>> start
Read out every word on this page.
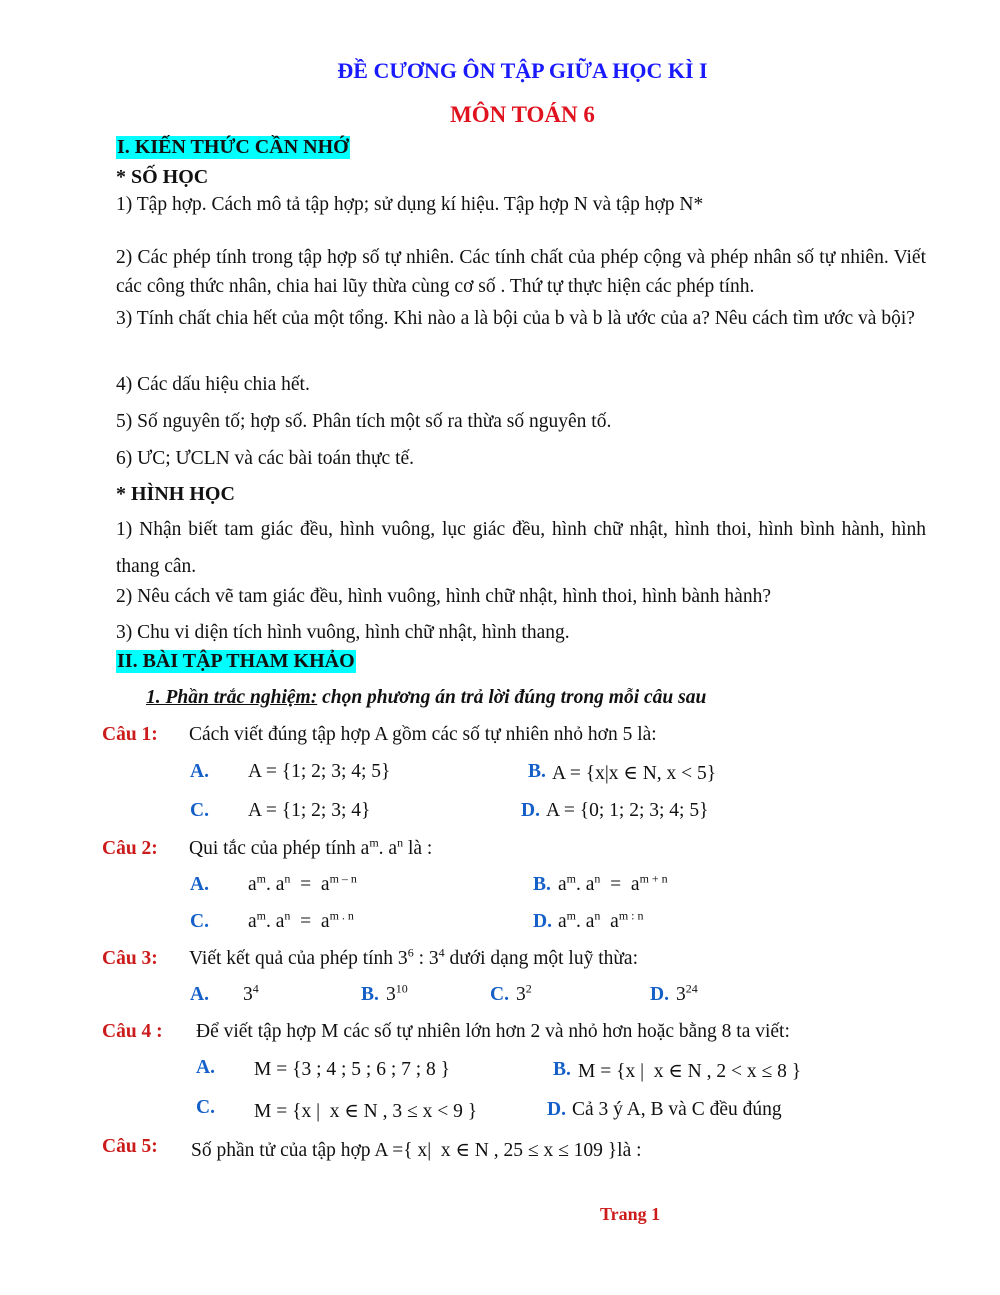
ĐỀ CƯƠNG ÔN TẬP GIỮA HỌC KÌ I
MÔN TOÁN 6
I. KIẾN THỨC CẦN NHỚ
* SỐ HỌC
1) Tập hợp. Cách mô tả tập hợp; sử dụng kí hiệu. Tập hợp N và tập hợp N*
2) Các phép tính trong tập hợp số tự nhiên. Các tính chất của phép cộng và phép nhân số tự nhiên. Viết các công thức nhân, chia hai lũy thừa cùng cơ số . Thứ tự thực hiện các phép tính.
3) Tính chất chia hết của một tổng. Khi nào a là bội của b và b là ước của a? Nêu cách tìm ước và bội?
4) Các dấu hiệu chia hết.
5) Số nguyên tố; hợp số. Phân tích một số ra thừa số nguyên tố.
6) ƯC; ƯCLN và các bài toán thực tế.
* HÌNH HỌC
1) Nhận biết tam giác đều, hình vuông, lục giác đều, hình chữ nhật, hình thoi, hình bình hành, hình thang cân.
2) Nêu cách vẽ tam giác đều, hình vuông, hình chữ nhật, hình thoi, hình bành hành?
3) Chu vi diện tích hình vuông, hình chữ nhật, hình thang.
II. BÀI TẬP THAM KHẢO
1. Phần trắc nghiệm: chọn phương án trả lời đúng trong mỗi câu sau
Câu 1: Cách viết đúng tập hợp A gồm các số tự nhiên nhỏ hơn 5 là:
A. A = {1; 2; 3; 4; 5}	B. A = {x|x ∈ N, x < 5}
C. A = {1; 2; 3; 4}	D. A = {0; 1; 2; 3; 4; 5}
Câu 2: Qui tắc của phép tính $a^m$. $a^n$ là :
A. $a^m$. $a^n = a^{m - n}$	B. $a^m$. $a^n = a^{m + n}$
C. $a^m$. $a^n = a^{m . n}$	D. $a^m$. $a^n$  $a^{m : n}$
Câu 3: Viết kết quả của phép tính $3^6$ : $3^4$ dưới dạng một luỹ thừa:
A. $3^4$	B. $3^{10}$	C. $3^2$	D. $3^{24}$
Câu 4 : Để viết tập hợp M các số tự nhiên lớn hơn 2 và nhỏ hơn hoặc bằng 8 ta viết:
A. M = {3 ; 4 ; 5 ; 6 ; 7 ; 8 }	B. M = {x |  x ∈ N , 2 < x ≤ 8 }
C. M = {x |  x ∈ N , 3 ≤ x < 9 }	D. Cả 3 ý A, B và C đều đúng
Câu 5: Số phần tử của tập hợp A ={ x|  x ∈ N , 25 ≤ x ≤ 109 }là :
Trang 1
>> end
>> start
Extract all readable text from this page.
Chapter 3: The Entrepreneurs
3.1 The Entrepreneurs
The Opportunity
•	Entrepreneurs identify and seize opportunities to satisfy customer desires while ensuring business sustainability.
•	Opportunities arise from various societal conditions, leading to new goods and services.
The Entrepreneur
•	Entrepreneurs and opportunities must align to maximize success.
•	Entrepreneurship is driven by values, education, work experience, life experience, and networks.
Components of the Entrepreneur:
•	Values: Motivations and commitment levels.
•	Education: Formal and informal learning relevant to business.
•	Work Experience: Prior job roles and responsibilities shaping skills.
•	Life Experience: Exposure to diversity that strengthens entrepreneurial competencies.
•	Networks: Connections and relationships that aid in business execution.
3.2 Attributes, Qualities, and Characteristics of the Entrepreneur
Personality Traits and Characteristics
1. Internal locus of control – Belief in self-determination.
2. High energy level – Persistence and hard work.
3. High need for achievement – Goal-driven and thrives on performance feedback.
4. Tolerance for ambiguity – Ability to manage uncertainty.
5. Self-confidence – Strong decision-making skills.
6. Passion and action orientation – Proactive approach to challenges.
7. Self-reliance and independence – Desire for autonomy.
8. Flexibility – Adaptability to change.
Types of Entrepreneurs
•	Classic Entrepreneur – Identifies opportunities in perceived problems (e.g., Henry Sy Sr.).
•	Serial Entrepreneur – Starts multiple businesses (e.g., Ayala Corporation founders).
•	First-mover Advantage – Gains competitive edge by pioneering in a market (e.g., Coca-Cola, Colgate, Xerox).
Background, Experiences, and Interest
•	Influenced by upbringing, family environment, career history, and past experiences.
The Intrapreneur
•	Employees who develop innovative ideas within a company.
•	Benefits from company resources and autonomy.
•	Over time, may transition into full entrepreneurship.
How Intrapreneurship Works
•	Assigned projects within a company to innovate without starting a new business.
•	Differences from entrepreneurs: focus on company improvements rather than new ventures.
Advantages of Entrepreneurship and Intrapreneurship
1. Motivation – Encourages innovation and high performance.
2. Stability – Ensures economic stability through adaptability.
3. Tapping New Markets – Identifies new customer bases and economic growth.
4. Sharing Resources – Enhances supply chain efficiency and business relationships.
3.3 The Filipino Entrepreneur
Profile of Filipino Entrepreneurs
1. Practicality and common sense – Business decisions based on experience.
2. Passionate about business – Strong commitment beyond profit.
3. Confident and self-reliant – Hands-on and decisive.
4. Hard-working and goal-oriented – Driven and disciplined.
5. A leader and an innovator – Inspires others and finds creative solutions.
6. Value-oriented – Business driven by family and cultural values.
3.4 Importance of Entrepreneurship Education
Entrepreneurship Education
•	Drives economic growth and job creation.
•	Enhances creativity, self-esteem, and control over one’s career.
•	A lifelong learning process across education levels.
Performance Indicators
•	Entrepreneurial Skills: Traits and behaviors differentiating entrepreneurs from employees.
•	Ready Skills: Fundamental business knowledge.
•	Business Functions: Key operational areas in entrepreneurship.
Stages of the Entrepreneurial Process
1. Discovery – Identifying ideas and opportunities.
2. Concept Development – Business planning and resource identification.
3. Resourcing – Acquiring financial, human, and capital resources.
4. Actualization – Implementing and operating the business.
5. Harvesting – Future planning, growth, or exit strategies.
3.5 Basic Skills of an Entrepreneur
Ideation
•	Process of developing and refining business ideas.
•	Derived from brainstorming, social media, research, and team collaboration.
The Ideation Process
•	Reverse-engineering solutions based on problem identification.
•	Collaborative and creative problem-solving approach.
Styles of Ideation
>> end
§ Stated problem: Pull out all lines in the data above that include "chia".

§ The reply:
2) Các phép tính trong tập hợp số tự nhiên. Các tính chất của phép cộng và phép nhân số tự nhiên. Viết các công thức nhân, chia hai lũy thừa cùng cơ số . Thứ tự thực hiện các phép tính.
3) Tính chất chia hết của một tổng. Khi nào a là bội của b và b là ước của a? Nêu cách tìm ước và bội?
4) Các dấu hiệu chia hết.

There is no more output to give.